- EXERCISE AIM -
Extract every line from the records below that contains the word "ylabel".

- TASK INPUT -
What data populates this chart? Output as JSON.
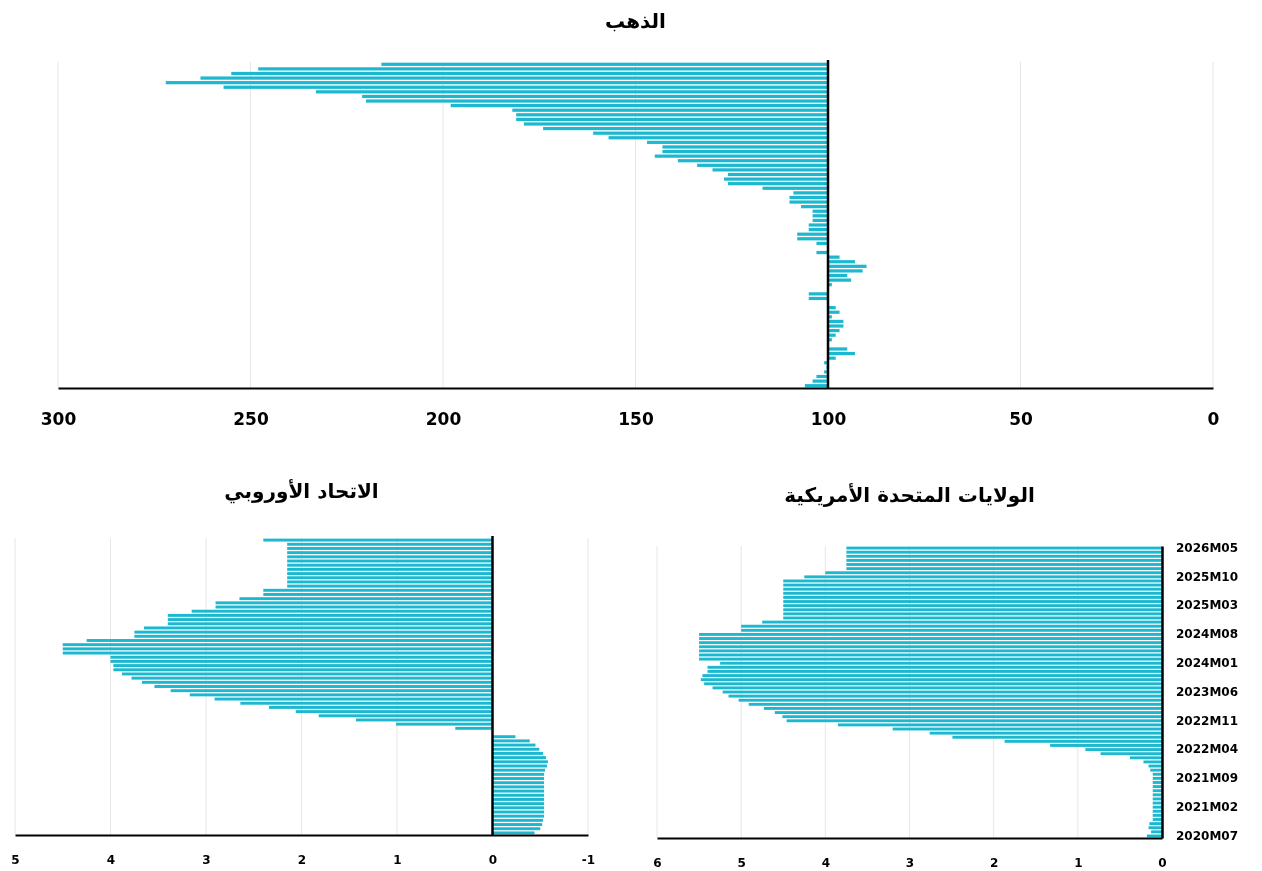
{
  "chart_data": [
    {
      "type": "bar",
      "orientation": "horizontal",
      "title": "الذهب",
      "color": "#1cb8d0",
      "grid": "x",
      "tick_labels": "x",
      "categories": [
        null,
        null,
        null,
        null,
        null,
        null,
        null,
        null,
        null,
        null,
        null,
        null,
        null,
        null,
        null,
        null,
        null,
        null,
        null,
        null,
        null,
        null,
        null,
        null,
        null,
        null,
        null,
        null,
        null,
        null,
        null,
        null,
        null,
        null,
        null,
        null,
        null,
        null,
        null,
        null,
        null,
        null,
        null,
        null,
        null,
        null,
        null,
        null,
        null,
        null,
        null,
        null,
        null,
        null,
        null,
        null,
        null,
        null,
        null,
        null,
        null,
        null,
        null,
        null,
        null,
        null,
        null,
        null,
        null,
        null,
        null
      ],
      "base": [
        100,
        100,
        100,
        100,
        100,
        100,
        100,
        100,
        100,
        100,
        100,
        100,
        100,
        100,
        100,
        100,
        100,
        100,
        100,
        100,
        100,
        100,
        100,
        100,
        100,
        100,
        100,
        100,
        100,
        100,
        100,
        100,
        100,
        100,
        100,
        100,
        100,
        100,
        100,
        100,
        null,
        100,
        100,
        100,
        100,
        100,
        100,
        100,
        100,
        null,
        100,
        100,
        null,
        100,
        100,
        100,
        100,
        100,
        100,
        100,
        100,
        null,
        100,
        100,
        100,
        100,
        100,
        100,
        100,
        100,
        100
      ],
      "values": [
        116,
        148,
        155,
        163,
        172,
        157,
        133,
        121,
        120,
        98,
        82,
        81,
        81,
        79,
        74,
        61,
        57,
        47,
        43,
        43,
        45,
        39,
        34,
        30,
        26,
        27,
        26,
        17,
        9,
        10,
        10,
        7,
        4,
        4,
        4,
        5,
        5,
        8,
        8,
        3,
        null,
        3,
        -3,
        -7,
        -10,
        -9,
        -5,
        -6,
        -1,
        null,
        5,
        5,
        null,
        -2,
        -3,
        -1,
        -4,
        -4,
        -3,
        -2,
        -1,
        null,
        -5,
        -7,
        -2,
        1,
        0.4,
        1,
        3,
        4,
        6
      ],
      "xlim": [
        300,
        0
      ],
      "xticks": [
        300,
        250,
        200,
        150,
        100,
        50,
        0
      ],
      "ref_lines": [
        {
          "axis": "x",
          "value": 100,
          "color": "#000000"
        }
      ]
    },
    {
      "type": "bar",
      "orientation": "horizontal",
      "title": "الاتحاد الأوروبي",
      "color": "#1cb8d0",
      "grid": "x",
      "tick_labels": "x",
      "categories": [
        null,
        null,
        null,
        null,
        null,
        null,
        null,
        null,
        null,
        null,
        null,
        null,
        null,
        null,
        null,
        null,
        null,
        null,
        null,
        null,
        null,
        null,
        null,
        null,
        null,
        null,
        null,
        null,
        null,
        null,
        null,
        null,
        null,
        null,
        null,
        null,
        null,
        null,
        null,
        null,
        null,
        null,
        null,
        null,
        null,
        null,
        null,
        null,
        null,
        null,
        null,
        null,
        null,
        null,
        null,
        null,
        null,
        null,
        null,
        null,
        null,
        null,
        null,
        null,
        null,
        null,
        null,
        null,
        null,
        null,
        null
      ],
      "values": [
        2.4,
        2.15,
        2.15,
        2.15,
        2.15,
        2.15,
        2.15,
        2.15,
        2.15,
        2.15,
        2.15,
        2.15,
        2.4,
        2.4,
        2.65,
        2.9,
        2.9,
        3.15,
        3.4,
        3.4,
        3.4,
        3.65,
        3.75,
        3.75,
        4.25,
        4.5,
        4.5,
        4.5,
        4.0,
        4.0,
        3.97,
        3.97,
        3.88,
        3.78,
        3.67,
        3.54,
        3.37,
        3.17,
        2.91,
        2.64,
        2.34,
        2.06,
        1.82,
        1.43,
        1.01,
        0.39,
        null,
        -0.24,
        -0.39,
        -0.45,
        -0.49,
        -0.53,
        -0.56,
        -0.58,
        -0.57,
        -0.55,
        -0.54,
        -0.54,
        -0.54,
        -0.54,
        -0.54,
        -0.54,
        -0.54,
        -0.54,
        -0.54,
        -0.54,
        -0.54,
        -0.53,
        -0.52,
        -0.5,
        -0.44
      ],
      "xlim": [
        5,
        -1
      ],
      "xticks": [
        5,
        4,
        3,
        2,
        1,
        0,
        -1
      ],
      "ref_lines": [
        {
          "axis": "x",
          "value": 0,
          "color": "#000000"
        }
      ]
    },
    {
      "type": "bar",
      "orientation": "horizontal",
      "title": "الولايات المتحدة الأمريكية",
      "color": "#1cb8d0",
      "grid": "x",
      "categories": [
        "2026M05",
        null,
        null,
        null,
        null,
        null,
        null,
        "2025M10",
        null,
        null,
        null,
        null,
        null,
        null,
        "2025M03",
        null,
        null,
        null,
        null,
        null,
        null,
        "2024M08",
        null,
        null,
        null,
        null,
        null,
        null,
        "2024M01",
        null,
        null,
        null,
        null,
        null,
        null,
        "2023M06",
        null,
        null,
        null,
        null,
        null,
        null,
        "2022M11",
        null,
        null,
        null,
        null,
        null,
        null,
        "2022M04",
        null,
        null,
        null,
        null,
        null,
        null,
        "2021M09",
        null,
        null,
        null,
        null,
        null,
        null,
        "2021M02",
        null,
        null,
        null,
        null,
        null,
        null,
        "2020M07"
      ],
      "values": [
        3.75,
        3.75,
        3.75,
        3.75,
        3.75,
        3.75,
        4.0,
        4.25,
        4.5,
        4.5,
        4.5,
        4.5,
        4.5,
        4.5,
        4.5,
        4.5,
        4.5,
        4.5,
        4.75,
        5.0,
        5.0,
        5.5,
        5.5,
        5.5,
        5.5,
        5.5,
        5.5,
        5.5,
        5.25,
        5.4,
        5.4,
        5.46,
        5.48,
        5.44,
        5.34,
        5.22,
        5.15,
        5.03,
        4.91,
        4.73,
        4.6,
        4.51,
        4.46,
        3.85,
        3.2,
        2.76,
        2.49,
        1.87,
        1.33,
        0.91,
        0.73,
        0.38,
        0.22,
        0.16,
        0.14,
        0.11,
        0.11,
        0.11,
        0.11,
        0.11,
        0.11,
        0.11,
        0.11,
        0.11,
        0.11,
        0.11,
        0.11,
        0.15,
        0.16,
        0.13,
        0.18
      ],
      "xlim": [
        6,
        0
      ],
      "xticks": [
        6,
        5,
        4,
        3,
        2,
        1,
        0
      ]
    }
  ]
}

...

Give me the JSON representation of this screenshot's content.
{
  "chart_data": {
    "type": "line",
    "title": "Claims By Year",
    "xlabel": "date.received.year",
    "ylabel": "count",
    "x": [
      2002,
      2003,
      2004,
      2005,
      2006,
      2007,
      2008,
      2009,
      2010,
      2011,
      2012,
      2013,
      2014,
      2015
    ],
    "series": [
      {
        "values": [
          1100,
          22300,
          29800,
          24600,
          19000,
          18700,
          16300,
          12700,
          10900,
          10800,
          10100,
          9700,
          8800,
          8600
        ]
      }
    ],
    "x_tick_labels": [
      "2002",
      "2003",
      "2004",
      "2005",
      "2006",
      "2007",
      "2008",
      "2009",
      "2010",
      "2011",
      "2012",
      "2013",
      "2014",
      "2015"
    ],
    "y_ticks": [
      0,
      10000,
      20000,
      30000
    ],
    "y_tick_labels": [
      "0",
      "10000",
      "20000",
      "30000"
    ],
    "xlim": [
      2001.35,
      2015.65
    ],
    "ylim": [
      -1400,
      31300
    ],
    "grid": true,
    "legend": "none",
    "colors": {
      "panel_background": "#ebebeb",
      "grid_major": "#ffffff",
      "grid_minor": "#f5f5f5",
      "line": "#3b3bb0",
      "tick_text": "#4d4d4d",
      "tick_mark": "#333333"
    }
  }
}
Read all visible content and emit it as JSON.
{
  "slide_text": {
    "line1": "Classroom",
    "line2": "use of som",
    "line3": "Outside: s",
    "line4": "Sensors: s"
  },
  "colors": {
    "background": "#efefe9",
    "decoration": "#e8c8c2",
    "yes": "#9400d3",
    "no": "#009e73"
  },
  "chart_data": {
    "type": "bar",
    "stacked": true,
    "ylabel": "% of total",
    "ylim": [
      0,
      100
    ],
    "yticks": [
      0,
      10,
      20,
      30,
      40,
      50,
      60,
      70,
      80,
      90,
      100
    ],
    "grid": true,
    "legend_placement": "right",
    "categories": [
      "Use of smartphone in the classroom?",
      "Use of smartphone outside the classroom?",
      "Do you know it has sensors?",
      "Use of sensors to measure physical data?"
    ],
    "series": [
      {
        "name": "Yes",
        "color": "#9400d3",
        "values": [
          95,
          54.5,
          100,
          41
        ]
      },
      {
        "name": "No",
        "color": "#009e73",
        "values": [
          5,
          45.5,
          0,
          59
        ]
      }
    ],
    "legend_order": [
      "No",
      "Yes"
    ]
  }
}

==

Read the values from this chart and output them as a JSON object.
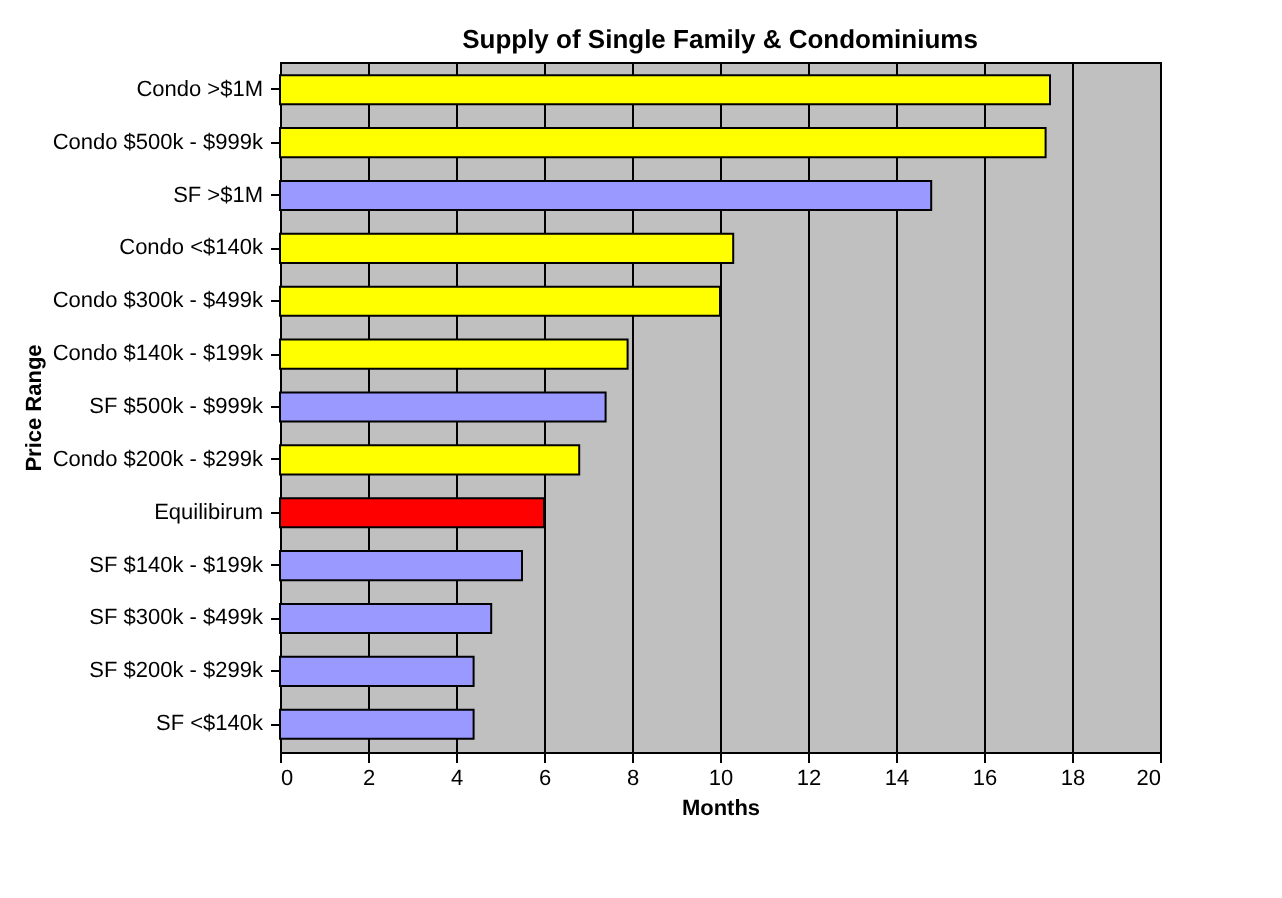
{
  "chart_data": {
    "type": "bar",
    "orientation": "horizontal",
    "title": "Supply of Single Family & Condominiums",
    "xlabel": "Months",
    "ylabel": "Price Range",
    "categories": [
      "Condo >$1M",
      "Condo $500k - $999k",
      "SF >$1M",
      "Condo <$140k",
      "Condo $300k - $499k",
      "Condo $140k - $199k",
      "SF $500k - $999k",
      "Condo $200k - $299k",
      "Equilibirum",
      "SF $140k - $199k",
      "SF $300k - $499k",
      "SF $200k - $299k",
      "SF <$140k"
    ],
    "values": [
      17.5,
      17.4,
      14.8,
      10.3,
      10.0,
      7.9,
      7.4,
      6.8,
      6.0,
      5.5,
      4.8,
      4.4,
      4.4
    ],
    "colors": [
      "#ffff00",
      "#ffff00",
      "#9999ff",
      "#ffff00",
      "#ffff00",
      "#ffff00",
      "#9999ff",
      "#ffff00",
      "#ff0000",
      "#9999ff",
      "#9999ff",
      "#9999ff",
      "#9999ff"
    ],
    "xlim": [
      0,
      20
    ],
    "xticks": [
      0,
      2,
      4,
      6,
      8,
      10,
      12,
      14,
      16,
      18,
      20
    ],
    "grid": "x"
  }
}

- RESULT OF THIS EXERCISE -
    "ylabel": "count",
    "ylabel": "% of total",
    "ylabel": "Price Range",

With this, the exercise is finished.